Do this >>
Return the number of lines in which the word "make" appears; add nothing else.

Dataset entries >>
.....
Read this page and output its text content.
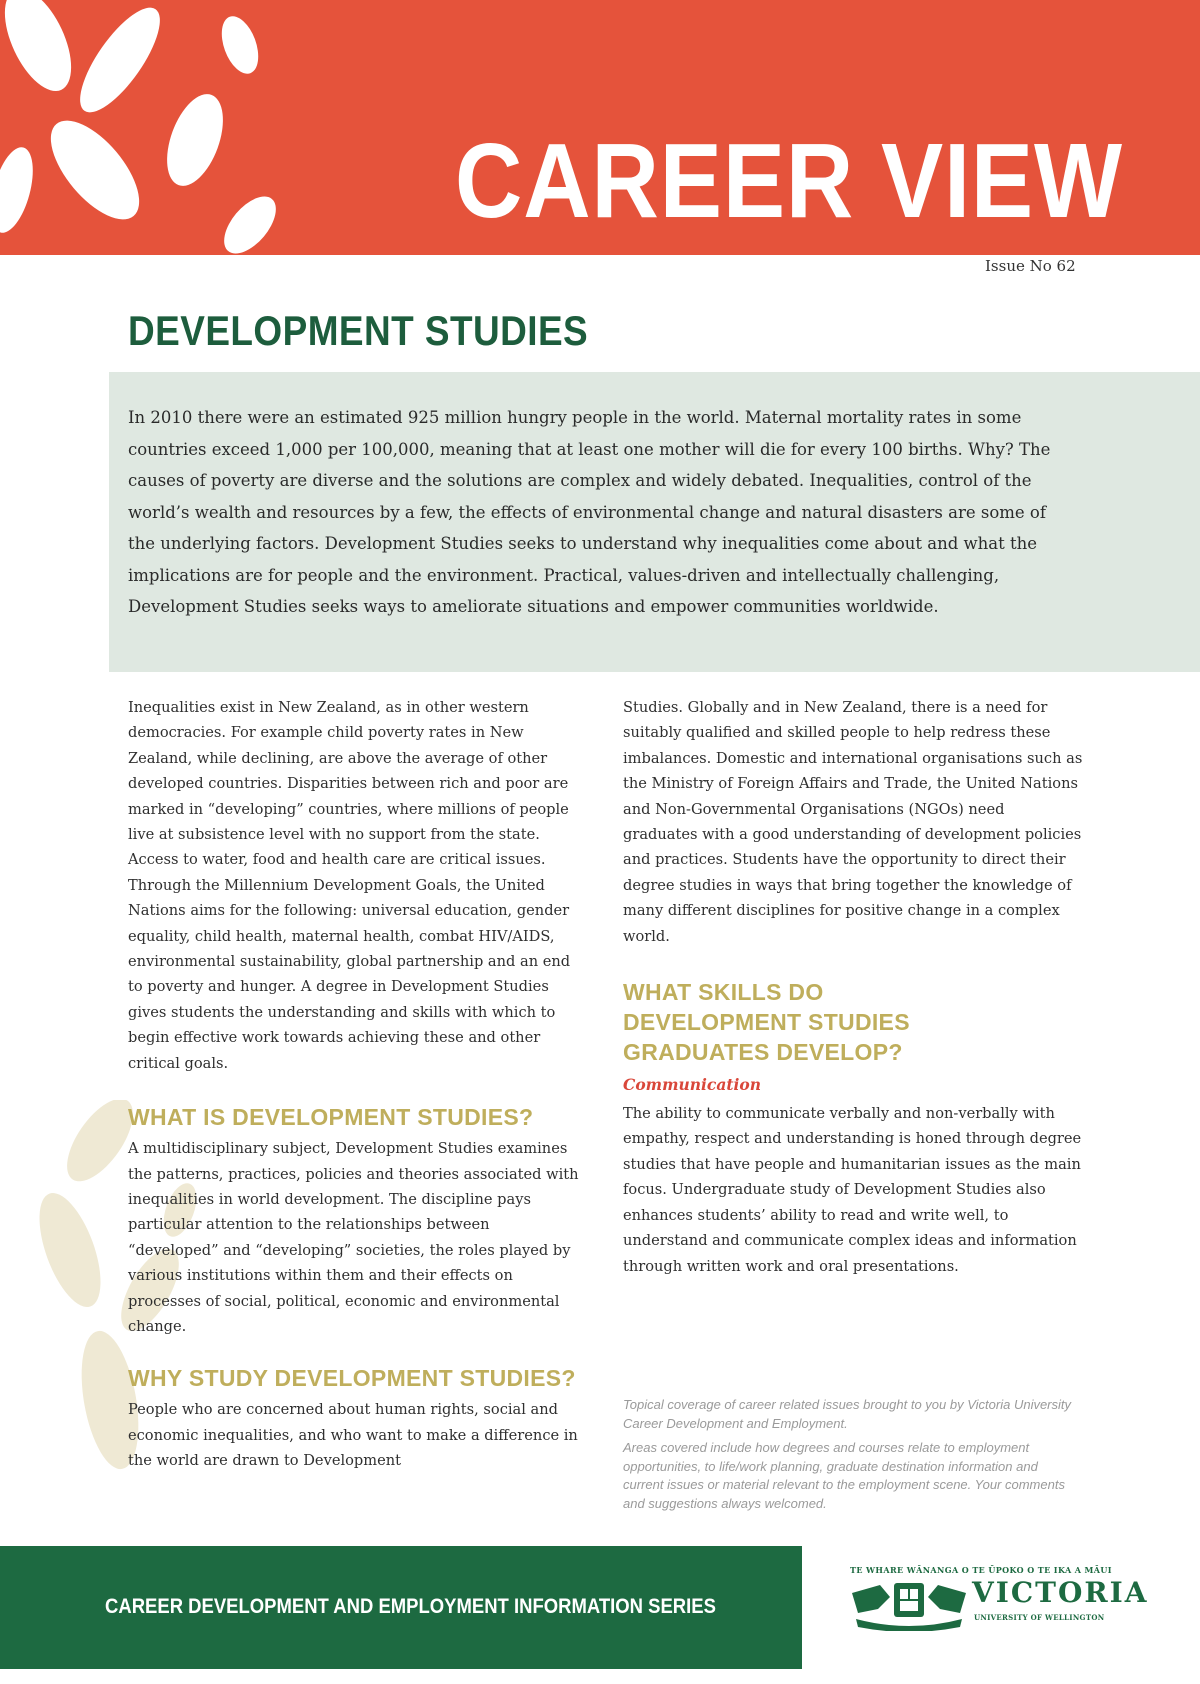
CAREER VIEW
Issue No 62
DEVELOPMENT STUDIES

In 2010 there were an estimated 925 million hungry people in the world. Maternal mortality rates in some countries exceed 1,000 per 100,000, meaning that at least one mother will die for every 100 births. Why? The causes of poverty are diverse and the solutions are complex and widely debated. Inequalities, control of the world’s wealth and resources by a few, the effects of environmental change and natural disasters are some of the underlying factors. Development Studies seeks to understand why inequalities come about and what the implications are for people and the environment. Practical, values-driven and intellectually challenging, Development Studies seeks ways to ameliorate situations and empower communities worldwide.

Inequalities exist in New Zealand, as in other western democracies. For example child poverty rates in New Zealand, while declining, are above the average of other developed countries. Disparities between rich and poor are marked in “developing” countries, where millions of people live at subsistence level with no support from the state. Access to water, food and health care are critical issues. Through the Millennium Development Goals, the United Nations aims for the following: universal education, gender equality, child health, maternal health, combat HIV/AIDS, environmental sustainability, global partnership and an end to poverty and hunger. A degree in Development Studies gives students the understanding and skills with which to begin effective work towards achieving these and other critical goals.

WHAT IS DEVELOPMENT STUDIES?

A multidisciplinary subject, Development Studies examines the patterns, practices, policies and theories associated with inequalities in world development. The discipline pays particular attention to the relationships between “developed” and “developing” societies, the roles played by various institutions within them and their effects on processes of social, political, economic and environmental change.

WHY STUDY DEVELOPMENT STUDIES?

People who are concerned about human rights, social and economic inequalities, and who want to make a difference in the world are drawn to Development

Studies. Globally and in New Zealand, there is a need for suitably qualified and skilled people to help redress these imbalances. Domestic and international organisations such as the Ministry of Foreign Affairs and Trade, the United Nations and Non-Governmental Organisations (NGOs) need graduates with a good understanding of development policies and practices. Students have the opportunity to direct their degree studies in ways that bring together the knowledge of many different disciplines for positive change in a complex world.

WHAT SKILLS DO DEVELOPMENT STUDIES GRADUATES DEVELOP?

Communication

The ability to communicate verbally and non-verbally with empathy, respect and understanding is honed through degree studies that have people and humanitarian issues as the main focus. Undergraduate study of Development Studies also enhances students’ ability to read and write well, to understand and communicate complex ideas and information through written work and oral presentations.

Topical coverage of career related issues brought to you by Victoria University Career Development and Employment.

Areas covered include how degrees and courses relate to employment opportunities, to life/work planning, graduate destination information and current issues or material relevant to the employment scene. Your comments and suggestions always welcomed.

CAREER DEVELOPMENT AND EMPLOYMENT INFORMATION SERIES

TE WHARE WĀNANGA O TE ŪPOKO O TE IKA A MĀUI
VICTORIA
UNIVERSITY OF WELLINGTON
.....
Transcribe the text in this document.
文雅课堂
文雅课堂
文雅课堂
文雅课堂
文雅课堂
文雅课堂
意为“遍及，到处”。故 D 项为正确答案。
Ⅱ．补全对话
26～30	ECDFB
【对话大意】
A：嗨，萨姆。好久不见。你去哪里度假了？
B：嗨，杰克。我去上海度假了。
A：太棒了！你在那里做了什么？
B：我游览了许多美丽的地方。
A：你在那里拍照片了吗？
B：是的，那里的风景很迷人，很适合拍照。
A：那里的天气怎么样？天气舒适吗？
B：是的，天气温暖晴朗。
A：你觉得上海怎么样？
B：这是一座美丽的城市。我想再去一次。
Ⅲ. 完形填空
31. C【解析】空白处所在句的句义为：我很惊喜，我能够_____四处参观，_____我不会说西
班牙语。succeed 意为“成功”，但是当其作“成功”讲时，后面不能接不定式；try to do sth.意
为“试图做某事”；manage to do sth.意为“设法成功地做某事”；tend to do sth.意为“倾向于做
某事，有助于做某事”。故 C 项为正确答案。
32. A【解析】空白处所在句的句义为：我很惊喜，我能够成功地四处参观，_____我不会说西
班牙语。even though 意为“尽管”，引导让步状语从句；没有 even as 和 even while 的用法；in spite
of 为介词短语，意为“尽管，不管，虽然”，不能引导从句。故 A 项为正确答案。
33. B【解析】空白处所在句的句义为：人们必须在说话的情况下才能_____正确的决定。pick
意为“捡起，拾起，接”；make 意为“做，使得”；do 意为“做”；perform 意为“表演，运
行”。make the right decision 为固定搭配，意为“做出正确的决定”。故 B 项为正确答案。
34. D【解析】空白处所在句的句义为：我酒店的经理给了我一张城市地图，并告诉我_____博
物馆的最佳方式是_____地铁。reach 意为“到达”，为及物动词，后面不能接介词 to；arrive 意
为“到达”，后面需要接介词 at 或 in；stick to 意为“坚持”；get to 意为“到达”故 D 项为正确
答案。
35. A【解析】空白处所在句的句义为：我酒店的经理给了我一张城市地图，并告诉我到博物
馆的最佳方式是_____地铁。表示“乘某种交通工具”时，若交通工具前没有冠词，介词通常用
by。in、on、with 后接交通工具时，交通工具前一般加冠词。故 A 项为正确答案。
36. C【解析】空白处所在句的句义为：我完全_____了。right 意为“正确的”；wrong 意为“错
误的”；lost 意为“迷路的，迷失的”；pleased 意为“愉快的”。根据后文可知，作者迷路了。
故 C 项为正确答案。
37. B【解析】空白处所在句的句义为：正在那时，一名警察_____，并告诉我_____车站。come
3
.....
Answer to the task >>
3